### Objective
Repeat the coral snake text below, starting with "So, the question" and going on through "for duct cleaning.", and swap "vent" for "register" wherever it occurs.

[Quoted text start]

So, the question remains. How did an Arizona Coral Snake get north of Chicago?

Update - Friday 6 PM My expensive snake. Heating company came out (I'd called two, one didn't return my call) and looked around with a fiber optic camera and didn't find the snake. $79.00. They called Animal Control who came out an hour later and set glue-board traps and will be here tomorrow to check them. $175.00 plus $20.00 trip charge for every time they come and haven't gotten the snake yet. I felt even more apprehensive when they threw out the plastic covering to the vent. The glue traps around it on the floor are in addition to the ones they put inside the vent and down at the other end in the basement. When it's finally removed, another $400.00 for duct cleaning.

[Quoted text end]
[Recorded data start]

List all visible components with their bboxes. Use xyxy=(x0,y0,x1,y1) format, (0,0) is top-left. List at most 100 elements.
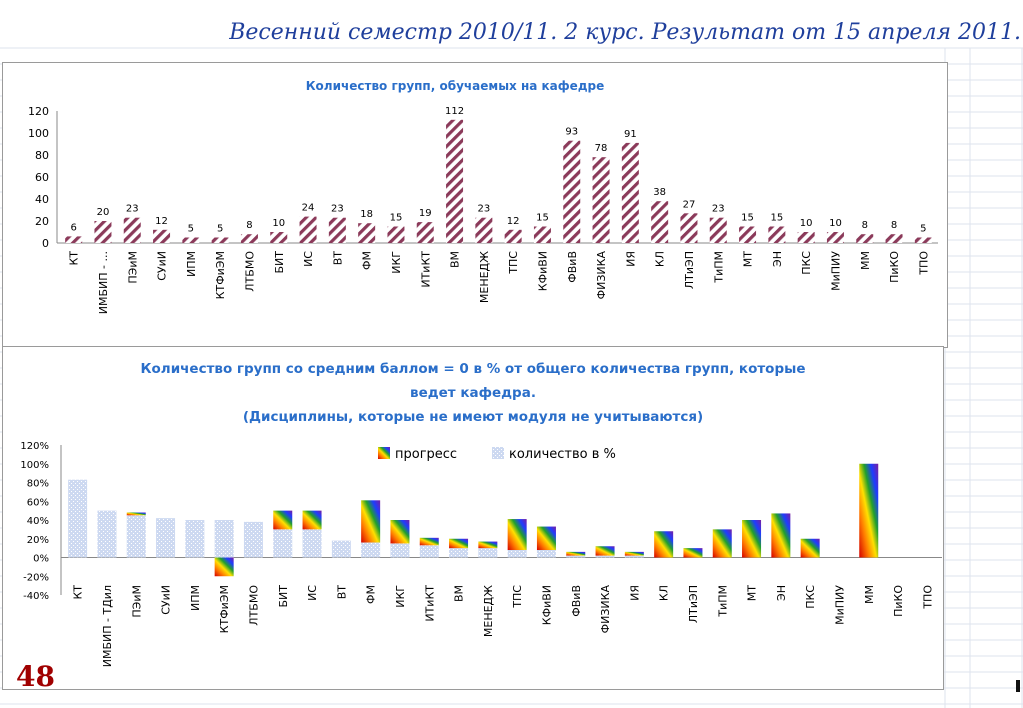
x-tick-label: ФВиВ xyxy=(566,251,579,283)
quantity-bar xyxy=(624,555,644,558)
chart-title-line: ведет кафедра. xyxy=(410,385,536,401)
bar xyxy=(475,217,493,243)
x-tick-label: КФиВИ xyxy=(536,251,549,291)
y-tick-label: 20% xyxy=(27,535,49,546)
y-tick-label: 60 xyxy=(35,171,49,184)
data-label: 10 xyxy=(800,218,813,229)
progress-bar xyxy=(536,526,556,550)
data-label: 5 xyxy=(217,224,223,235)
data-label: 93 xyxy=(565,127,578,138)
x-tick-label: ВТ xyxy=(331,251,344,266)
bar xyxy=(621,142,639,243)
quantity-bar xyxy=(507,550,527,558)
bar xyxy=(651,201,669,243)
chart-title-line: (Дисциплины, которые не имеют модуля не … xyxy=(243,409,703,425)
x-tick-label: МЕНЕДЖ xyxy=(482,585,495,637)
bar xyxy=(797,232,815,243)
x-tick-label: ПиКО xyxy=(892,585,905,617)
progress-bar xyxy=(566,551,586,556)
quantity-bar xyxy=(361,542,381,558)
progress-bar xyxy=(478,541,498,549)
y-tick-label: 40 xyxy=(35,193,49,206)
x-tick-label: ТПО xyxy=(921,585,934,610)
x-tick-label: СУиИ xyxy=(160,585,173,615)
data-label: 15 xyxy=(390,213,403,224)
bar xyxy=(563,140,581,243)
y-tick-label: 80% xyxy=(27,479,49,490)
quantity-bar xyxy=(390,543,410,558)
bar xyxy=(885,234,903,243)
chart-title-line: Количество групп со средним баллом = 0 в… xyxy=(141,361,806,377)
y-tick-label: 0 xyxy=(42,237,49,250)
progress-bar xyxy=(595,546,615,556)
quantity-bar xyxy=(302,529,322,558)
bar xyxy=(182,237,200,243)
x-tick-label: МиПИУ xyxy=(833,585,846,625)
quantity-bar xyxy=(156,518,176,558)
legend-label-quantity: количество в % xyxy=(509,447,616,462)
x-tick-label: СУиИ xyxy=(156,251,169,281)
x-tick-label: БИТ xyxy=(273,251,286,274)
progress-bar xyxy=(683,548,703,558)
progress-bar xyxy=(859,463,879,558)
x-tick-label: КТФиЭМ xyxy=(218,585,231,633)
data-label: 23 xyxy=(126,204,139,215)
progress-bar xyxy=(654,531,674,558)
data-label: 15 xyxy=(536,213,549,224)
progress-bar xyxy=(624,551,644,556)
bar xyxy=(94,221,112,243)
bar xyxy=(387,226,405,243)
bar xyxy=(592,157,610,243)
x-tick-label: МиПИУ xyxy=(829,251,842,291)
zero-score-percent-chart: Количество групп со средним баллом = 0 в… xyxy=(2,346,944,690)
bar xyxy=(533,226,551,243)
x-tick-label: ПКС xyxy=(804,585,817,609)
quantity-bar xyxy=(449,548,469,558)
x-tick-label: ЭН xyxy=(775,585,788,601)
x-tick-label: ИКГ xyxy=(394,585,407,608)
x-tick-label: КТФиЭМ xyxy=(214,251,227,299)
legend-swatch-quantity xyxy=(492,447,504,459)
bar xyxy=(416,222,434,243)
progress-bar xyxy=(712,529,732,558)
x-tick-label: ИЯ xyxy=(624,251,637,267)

[Recorded data end]

### Result of this exercise
So, the question remains. How did an Arizona Coral Snake get north of Chicago?

Update - Friday 6 PM My expensive snake. Heating company came out (I'd called two, one didn't return my call) and looked around with a fiber optic camera and didn't find the snake. $79.00. They called Animal Control who came out an hour later and set glue-board traps and will be here tomorrow to check them. $175.00 plus $20.00 trip charge for every time they come and haven't gotten the snake yet. I felt even more apprehensive when they threw out the plastic covering to the register. The glue traps around it on the floor are in addition to the ones they put inside the register and down at the other end in the basement. When it's finally removed, another $400.00 for duct cleaning.